THE RECORDS.
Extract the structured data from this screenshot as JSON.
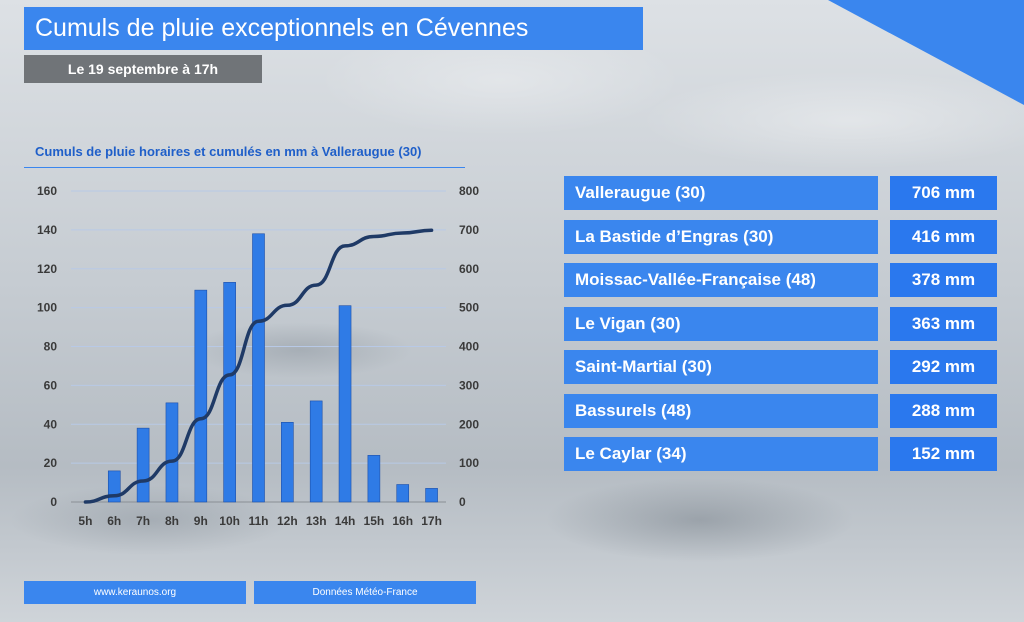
{
  "header": {
    "title": "Cumuls de pluie exceptionnels en Cévennes",
    "date": "Le 19 septembre à 17h"
  },
  "chart_title": "Cumuls de pluie horaires et cumulés en mm à Valleraugue (30)",
  "chart_data": {
    "type": "bar",
    "categories": [
      "5h",
      "6h",
      "7h",
      "8h",
      "9h",
      "10h",
      "11h",
      "12h",
      "13h",
      "14h",
      "15h",
      "16h",
      "17h"
    ],
    "series": [
      {
        "type": "bar",
        "axis": "left",
        "values": [
          0,
          16,
          38,
          51,
          109,
          113,
          138,
          41,
          52,
          101,
          24,
          9,
          7
        ]
      },
      {
        "type": "line",
        "axis": "right",
        "values": [
          0,
          16,
          54,
          105,
          214,
          327,
          465,
          506,
          558,
          659,
          683,
          692,
          699
        ]
      }
    ],
    "ylim_left": [
      0,
      160
    ],
    "ylim_right": [
      0,
      800
    ],
    "yticks_left": [
      "0",
      "20",
      "40",
      "60",
      "80",
      "100",
      "120",
      "140",
      "160"
    ],
    "yticks_right": [
      "0",
      "100",
      "200",
      "300",
      "400",
      "500",
      "600",
      "700",
      "800"
    ],
    "bar_color": "#2f7be6",
    "line_color": "#1f3a66",
    "grid": true
  },
  "ranking": [
    {
      "name": "Valleraugue (30)",
      "value": "706 mm"
    },
    {
      "name": "La Bastide d’Engras (30)",
      "value": "416 mm"
    },
    {
      "name": "Moissac-Vallée-Française (48)",
      "value": "378 mm"
    },
    {
      "name": "Le Vigan (30)",
      "value": "363 mm"
    },
    {
      "name": "Saint-Martial (30)",
      "value": "292 mm"
    },
    {
      "name": "Bassurels (48)",
      "value": "288 mm"
    },
    {
      "name": "Le Caylar (34)",
      "value": "152 mm"
    }
  ],
  "footer": {
    "site": "www.keraunos.org",
    "source": "Données Météo-France"
  },
  "colors": {
    "accent": "#3a86ee",
    "date_bg": "#707478"
  }
}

REQUIRED TASK. Find the string "pluie" in the listing and return every line that holds it.

PROBLEM SOLUTION.
    "title": "Cumuls de pluie exceptionnels en Cévennes",
  "chart_title": "Cumuls de pluie horaires et cumulés en mm à Valleraugue (30)",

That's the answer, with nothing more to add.